Task to carry out: Only lines with the word "method" are needed; collect each of them from the listing below.

──────

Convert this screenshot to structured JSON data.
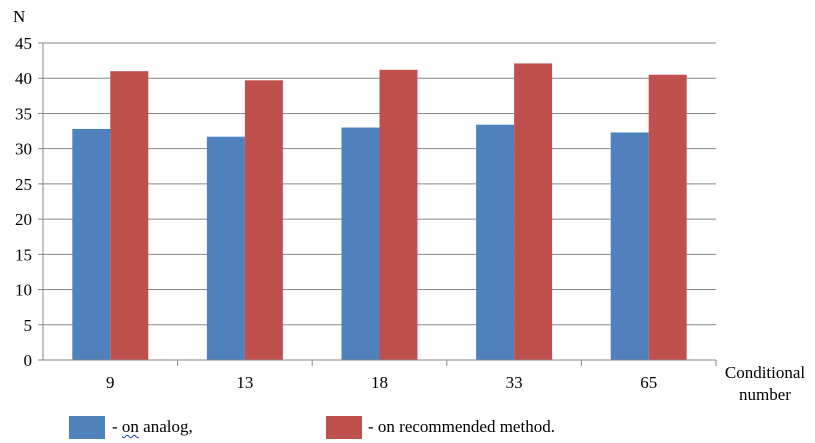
{
  "chart_data": {
    "type": "bar",
    "ylabel": "N",
    "xlabel": "Conditional number",
    "categories": [
      "9",
      "13",
      "18",
      "33",
      "65"
    ],
    "yticks": [
      0,
      5,
      10,
      15,
      20,
      25,
      30,
      35,
      40,
      45
    ],
    "ylim": [
      0,
      45
    ],
    "grid": "horizontal",
    "series": [
      {
        "name": "on analog",
        "color": "#4f81bd",
        "values": [
          32.8,
          31.7,
          33.0,
          33.4,
          32.3
        ]
      },
      {
        "name": "on recommended method",
        "color": "#c0504d",
        "values": [
          41.0,
          39.7,
          41.2,
          42.1,
          40.5
        ]
      }
    ]
  },
  "legend": {
    "analog_prefix": "- ",
    "analog_word": "on",
    "analog_rest": " analog,",
    "recommended_label": "- on recommended method."
  }
}
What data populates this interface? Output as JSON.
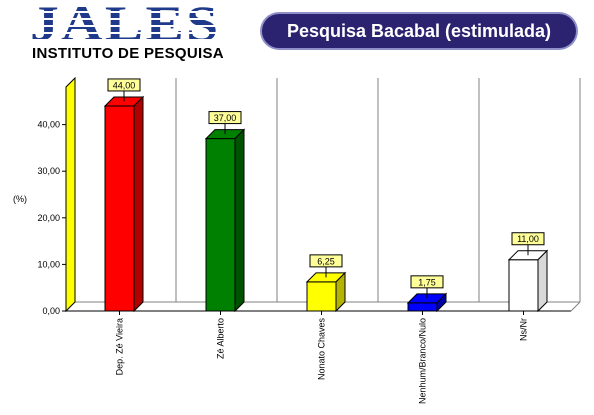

──────

Output below:
        "name": "on recommended method",
    "recommended_label": "- on recommended method."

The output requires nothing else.